Reproduce every record exactly as it appears, but not the pictures.

— begin Supplied records —

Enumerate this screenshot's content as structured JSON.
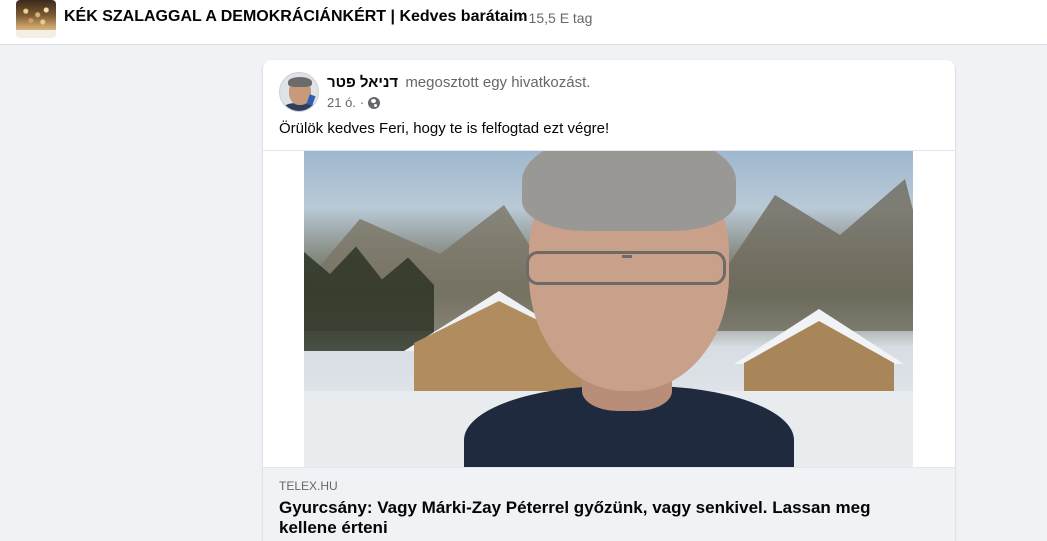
{
  "group": {
    "title": "KÉK SZALAGGAL A DEMOKRÁCIÁNKÉRT | Kedves barátaim",
    "members": "· 15,5 E tag"
  },
  "post": {
    "author": "דניאל פטר",
    "action": "megosztott egy hivatkozást.",
    "time": "21 ó.",
    "separator": "·",
    "privacy_icon": "globe-icon",
    "text": "Örülök kedves Feri, hogy te is felfogtad ezt végre!"
  },
  "link_preview": {
    "domain": "TELEX.HU",
    "title": "Gyurcsány: Vagy Márki-Zay Péterrel győzünk, vagy senkivel. Lassan meg kellene érteni"
  }
}
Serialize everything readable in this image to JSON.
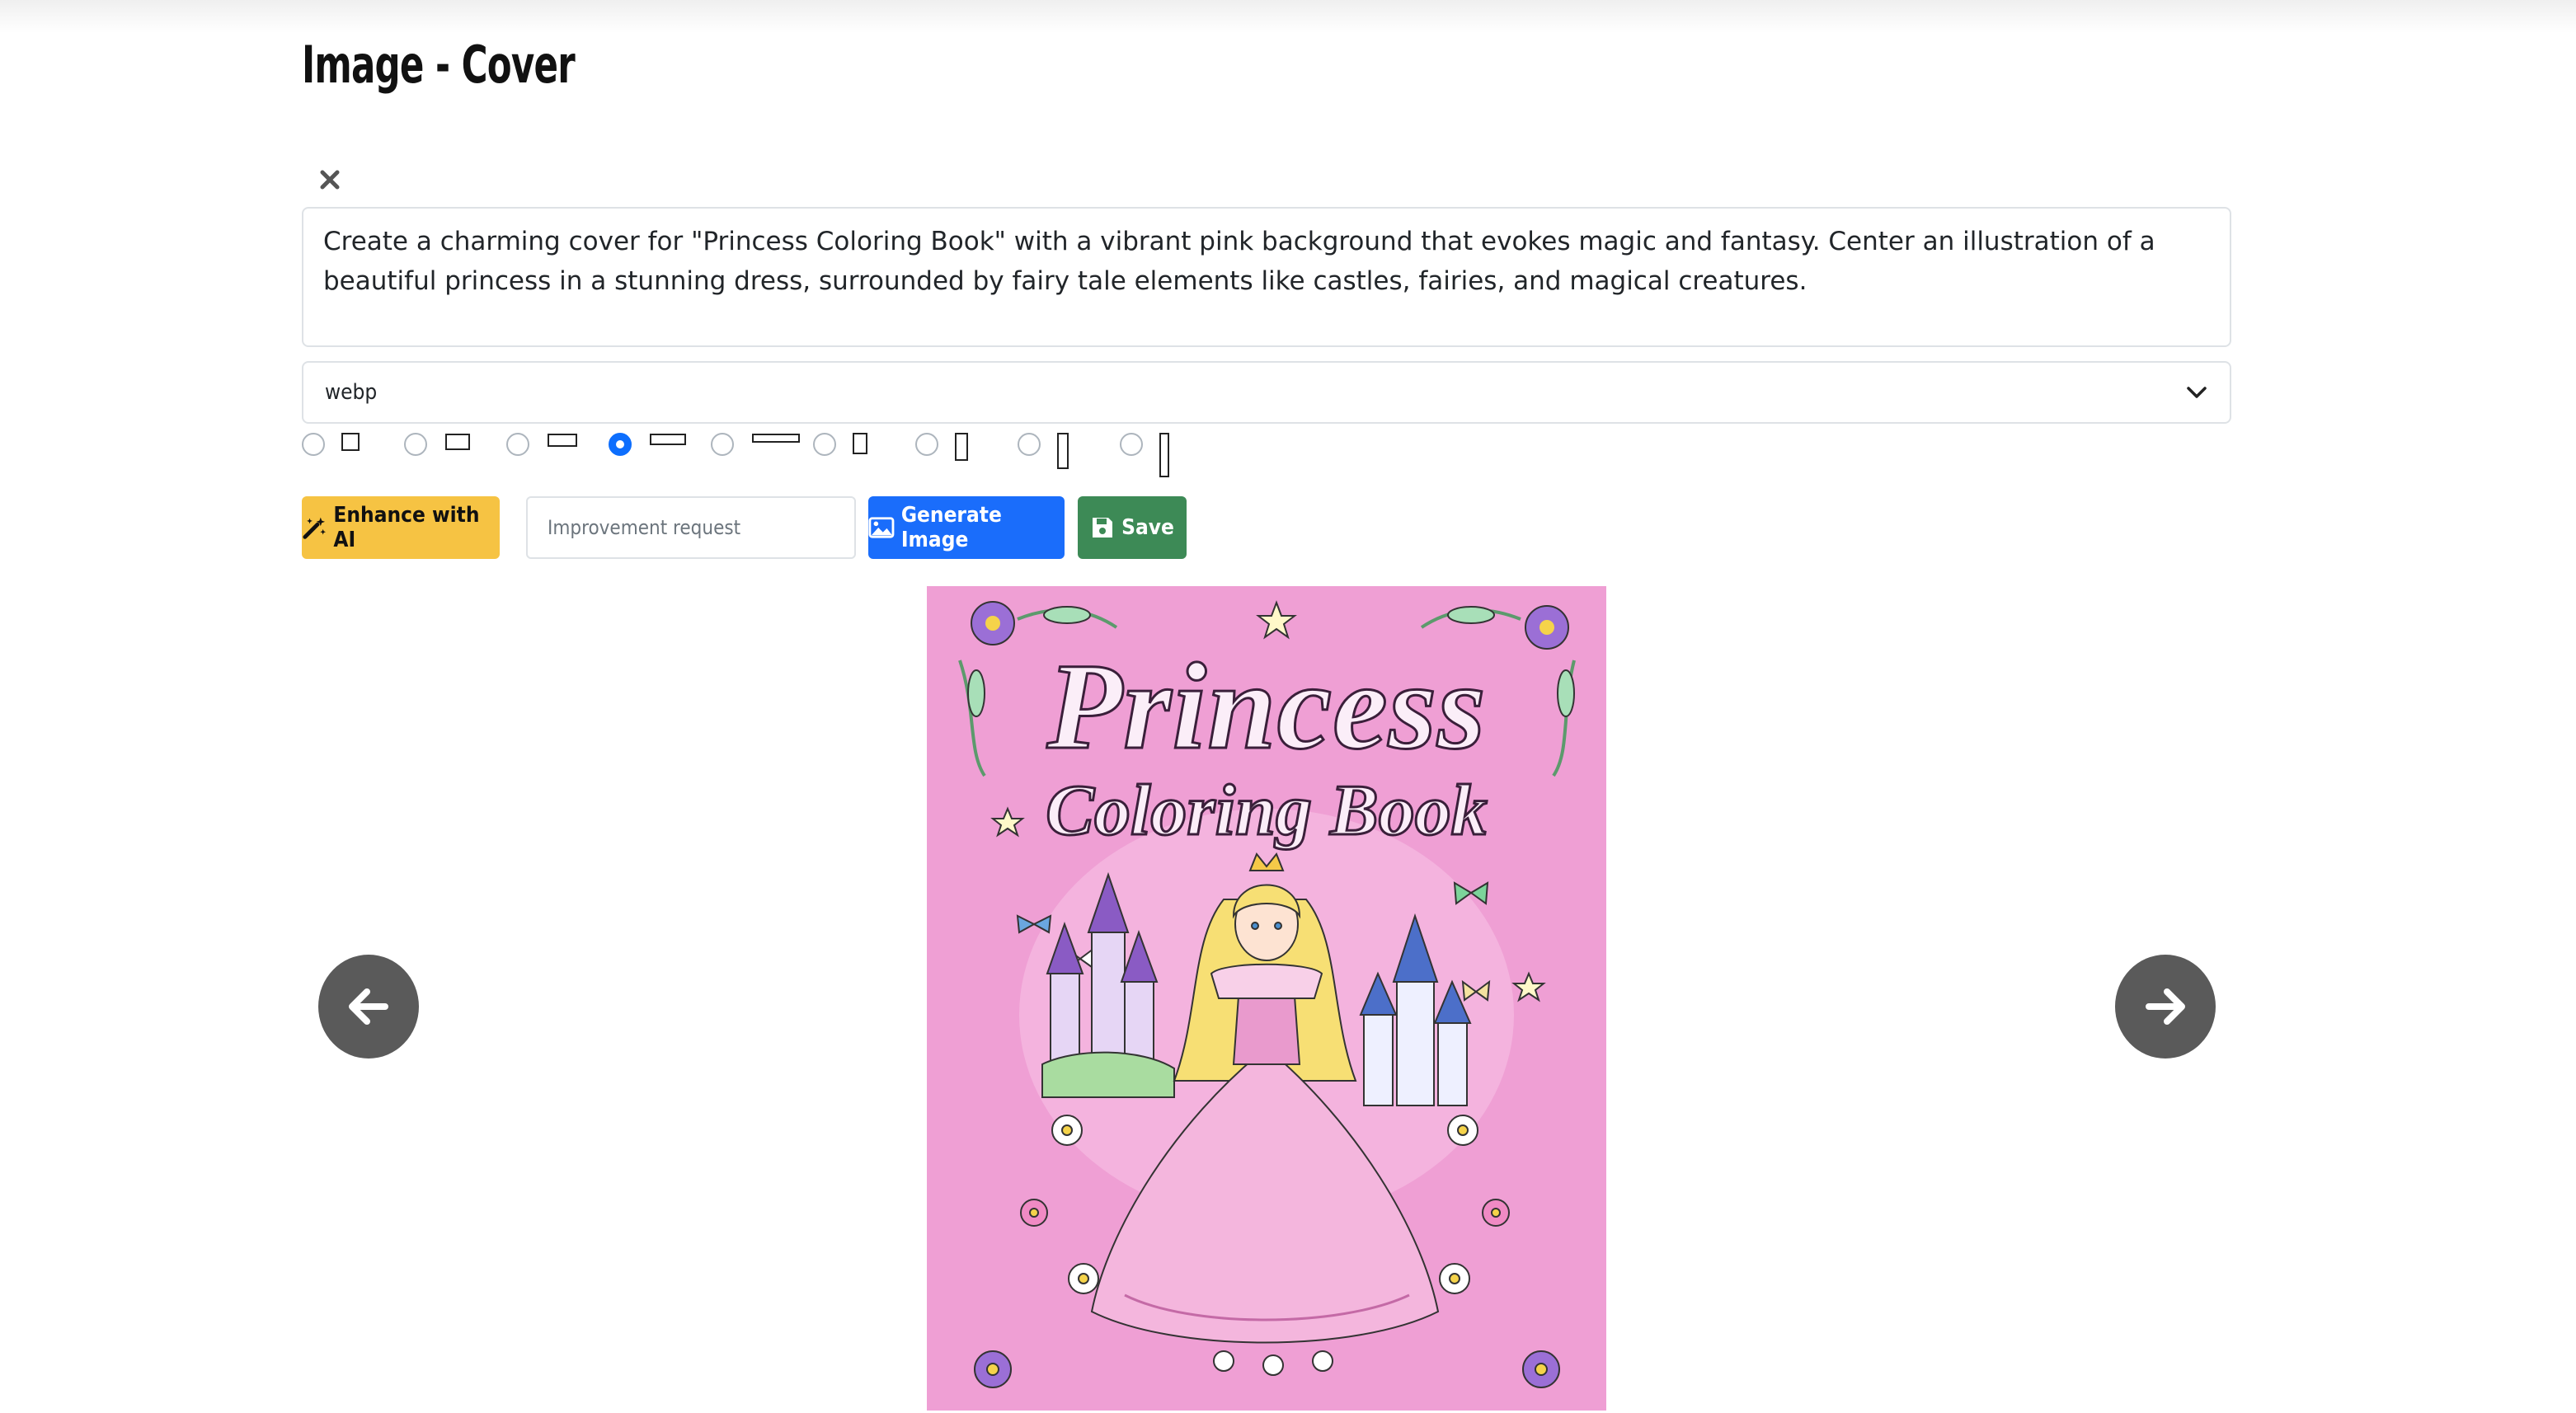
{
  "page": {
    "title": "Image - Cover"
  },
  "prompt": {
    "value": "Create a charming cover for \"Princess Coloring Book\" with a vibrant pink background that evokes magic and fantasy. Center an illustration of a beautiful princess in a stunning dress, surrounded by fairy tale elements like castles, fairies, and magical creatures."
  },
  "format_select": {
    "value": "webp"
  },
  "aspect_ratios": {
    "selected_index": 3,
    "count": 9
  },
  "actions": {
    "enhance_label": "Enhance with AI",
    "improvement_placeholder": "Improvement request",
    "generate_label": "Generate Image",
    "save_label": "Save"
  },
  "icons": {
    "close": "close-icon",
    "chevron": "chevron-down-icon",
    "wand": "magic-wand-icon",
    "image": "image-icon",
    "floppy": "floppy-disk-icon",
    "prev": "arrow-left-icon",
    "next": "arrow-right-icon"
  },
  "colors": {
    "enhance": "#f6c343",
    "generate": "#1a6dfb",
    "save": "#3d8a56",
    "radio_selected": "#0d6efd",
    "nav": "#5a5a5a",
    "cover_bg": "#ef9fd4"
  },
  "cover_image": {
    "title": "Princess",
    "subtitle": "Coloring Book"
  }
}
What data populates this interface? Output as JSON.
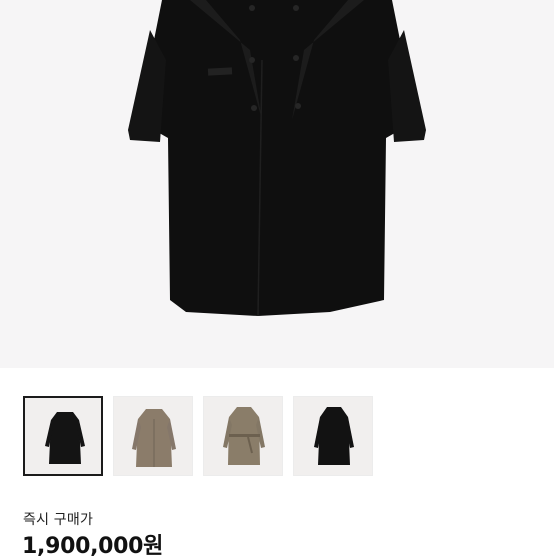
{
  "product": {
    "gallery": {
      "selected_index": 0,
      "thumbnails": [
        {
          "coat_color": "#141414",
          "style": "double-breasted"
        },
        {
          "coat_color": "#8b7c6a",
          "style": "double-breasted"
        },
        {
          "coat_color": "#8a7d69",
          "style": "belted"
        },
        {
          "coat_color": "#121212",
          "style": "single-breasted"
        }
      ]
    },
    "price_label": "즉시 구매가",
    "price": "1,900,000원"
  }
}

— end Supplied records —

◆ Finished exercise ◆
Enumerate this screenshot's content as structured JSON.
{
  "group": {
    "title": "KÉK SZALAGGAL A DEMOKRÁCIÁNKÉRT | Kedves barátaim",
    "members": "· 15,5 E tag"
  },
  "post": {
    "author": "דניאל פטר",
    "action": "megosztott egy hivatkozást.",
    "time": "21 ó.",
    "separator": "·",
    "privacy_icon": "globe-icon",
    "text": "Örülök kedves Feri, hogy te is felfogtad ezt végre!"
  },
  "link_preview": {
    "domain": "TELEX.HU",
    "title": "Gyurcsány: Vagy Márki-Zay Péterrel győzünk, vagy senkivel. Lassan meg kellene érteni"
  }
}
Serialize everything readable in this image to JSON.
{
  "page": {
    "title": "Image - Cover"
  },
  "prompt": {
    "value": "Create a charming cover for \"Princess Coloring Book\" with a vibrant pink background that evokes magic and fantasy. Center an illustration of a beautiful princess in a stunning dress, surrounded by fairy tale elements like castles, fairies, and magical creatures."
  },
  "format_select": {
    "value": "webp"
  },
  "aspect_ratios": {
    "selected_index": 3,
    "count": 9
  },
  "actions": {
    "enhance_label": "Enhance with AI",
    "improvement_placeholder": "Improvement request",
    "generate_label": "Generate Image",
    "save_label": "Save"
  },
  "icons": {
    "close": "close-icon",
    "chevron": "chevron-down-icon",
    "wand": "magic-wand-icon",
    "image": "image-icon",
    "floppy": "floppy-disk-icon",
    "prev": "arrow-left-icon",
    "next": "arrow-right-icon"
  },
  "colors": {
    "enhance": "#f6c343",
    "generate": "#1a6dfb",
    "save": "#3d8a56",
    "radio_selected": "#0d6efd",
    "nav": "#5a5a5a",
    "cover_bg": "#ef9fd4"
  },
  "cover_image": {
    "title": "Princess",
    "subtitle": "Coloring Book"
  }
}
What data populates this interface? Output as JSON.
{
  "product": {
    "gallery": {
      "selected_index": 0,
      "thumbnails": [
        {
          "coat_color": "#141414",
          "style": "double-breasted"
        },
        {
          "coat_color": "#8b7c6a",
          "style": "double-breasted"
        },
        {
          "coat_color": "#8a7d69",
          "style": "belted"
        },
        {
          "coat_color": "#121212",
          "style": "single-breasted"
        }
      ]
    },
    "price_label": "즉시 구매가",
    "price": "1,900,000원"
  }
}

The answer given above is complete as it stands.